◆ What you need to do: Pull each line containing "Version" out of the data and copy it.

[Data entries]
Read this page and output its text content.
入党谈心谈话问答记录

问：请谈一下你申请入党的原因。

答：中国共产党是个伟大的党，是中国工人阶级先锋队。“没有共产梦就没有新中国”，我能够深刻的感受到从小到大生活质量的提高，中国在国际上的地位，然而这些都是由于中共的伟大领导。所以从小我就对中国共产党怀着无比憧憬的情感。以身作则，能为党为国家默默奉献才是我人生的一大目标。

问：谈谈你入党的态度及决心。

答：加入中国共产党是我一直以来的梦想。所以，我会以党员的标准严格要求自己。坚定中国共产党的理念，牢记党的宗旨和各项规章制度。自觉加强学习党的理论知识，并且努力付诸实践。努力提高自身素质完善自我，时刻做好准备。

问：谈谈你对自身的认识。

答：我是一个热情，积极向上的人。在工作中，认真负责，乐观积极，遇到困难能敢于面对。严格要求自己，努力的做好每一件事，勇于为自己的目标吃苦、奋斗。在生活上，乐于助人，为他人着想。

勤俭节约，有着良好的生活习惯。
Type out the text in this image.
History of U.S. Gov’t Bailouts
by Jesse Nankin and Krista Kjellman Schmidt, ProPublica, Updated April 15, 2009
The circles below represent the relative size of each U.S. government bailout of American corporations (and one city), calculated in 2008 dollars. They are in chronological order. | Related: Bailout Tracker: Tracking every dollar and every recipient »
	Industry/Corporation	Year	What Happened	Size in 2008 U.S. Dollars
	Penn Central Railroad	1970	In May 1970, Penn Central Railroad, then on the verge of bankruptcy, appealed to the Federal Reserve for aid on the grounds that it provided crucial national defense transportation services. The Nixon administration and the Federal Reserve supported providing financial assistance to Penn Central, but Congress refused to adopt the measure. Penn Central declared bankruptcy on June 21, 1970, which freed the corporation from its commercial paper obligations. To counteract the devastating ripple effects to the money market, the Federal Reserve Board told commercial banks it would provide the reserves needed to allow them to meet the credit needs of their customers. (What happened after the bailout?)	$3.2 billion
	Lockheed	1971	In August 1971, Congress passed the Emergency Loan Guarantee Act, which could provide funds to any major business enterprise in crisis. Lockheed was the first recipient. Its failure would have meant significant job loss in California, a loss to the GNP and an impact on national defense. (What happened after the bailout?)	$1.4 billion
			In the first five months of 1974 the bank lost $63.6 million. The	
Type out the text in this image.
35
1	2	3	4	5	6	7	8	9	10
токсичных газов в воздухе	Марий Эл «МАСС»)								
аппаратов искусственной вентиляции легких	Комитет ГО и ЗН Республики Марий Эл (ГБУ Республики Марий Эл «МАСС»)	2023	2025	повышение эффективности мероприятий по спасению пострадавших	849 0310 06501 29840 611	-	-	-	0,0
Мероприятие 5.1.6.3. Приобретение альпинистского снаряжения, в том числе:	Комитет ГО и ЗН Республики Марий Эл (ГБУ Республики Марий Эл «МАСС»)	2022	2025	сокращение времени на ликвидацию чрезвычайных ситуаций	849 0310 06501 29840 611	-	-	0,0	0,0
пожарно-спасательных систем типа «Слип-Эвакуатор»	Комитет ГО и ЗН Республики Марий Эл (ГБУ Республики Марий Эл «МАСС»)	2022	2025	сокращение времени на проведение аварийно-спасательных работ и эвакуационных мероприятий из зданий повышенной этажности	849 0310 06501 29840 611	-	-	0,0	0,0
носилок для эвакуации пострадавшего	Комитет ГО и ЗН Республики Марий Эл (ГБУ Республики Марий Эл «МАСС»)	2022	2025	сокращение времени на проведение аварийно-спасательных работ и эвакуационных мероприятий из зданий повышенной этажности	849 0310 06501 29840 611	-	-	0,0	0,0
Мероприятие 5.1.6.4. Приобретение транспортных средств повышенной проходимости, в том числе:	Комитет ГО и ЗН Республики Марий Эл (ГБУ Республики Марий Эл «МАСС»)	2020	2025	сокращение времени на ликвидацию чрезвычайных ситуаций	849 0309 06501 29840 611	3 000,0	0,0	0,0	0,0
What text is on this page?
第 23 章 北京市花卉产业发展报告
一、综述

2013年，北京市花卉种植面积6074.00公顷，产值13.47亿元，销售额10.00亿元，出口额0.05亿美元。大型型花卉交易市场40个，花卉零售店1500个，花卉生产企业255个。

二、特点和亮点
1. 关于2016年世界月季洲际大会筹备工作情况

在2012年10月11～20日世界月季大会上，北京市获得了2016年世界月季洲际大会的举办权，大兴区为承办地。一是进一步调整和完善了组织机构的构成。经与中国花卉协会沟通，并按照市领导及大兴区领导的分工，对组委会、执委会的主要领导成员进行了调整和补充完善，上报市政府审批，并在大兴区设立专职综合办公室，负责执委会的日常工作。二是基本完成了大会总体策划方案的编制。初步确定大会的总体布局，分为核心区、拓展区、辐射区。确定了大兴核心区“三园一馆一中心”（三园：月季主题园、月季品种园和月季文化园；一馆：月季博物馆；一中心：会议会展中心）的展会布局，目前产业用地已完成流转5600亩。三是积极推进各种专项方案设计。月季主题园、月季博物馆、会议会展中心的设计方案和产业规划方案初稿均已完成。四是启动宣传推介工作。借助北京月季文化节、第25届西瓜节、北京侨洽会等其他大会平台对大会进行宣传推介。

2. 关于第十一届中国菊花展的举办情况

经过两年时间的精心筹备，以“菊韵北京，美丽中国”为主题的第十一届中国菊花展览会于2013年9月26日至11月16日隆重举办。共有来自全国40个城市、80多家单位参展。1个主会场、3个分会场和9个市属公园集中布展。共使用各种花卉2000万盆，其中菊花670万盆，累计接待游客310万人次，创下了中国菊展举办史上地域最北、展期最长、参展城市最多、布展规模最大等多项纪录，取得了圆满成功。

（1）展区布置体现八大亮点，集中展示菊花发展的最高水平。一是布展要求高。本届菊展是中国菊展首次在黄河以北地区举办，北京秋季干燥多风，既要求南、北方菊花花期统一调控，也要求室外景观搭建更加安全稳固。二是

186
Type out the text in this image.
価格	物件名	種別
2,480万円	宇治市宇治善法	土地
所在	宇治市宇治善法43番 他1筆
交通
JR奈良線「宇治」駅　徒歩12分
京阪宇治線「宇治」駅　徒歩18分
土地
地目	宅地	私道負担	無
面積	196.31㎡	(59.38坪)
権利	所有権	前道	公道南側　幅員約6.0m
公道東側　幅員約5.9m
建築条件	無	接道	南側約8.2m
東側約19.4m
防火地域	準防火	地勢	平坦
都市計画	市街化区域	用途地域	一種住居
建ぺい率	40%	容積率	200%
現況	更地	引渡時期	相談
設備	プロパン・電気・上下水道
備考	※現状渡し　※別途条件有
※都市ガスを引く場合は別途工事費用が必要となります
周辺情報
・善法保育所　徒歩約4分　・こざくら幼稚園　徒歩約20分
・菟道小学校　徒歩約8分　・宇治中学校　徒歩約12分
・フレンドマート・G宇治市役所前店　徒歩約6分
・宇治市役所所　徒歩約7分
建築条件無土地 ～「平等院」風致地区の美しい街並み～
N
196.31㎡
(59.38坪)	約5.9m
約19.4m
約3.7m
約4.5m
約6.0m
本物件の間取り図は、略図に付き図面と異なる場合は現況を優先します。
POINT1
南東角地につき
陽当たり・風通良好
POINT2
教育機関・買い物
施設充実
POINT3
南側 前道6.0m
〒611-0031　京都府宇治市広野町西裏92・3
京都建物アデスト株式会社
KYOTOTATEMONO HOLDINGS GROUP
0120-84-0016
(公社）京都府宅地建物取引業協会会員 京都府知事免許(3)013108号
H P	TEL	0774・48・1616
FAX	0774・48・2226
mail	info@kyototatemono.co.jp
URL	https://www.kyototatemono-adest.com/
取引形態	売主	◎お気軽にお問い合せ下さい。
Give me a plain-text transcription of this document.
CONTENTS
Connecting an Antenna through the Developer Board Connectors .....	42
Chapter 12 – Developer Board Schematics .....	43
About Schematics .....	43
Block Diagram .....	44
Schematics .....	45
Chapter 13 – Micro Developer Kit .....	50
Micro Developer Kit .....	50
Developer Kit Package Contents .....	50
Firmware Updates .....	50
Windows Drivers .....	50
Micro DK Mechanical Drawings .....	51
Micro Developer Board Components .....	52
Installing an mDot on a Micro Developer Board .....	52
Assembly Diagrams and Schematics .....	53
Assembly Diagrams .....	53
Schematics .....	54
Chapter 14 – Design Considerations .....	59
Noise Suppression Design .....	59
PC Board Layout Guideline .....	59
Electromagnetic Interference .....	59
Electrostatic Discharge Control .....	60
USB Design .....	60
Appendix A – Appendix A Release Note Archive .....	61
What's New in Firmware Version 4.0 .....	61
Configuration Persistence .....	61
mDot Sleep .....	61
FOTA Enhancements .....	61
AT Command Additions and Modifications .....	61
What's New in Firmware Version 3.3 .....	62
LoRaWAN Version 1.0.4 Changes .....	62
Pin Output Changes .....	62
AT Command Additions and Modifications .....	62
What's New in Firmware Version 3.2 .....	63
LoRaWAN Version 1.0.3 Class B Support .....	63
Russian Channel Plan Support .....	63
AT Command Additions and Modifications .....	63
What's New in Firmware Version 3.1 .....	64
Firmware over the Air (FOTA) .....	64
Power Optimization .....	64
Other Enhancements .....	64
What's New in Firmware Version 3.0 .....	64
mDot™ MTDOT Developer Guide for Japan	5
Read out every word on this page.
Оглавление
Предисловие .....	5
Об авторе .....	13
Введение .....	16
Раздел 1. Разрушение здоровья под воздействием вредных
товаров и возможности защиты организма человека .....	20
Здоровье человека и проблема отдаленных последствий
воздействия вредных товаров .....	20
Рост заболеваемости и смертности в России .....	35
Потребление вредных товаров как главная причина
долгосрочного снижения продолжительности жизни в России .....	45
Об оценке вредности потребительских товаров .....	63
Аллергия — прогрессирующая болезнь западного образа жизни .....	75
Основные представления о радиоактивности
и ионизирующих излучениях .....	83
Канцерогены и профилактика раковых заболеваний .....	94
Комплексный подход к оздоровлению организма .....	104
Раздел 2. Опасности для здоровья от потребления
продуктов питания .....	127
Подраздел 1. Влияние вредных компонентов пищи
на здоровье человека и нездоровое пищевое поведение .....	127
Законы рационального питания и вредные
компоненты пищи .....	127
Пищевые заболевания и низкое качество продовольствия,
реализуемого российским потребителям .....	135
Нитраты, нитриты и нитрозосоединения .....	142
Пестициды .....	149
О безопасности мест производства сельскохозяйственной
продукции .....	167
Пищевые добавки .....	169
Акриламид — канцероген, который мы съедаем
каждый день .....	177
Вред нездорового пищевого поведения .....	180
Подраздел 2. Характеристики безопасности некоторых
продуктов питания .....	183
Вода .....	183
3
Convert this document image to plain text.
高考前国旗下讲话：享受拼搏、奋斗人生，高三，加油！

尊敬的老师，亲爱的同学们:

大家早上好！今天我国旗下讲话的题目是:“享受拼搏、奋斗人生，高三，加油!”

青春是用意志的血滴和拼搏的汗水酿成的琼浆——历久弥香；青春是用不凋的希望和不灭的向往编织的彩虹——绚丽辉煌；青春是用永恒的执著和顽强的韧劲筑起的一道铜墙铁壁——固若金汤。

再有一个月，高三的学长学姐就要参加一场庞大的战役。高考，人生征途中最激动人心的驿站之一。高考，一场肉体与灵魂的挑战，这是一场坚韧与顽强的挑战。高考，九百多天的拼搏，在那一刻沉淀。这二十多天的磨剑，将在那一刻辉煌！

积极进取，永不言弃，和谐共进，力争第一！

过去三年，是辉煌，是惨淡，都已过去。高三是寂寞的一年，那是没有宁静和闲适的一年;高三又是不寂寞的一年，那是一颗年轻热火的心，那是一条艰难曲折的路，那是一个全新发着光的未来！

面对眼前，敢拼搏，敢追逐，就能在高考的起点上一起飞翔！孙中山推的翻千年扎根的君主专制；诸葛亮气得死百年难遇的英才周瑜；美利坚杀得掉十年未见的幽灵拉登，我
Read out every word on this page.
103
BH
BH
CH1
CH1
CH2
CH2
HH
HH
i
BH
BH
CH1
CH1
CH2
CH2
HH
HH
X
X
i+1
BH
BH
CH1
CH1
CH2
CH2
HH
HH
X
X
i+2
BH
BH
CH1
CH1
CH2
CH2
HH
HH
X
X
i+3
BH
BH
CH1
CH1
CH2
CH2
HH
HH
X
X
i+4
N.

◆ Exercise output:
What's New in Firmware Version 4.0 .....	61
What's New in Firmware Version 3.3 .....	62
LoRaWAN Version 1.0.4 Changes .....	62
What's New in Firmware Version 3.2 .....	63
LoRaWAN Version 1.0.3 Class B Support .....	63
What's New in Firmware Version 3.1 .....	64
What's New in Firmware Version 3.0 .....	64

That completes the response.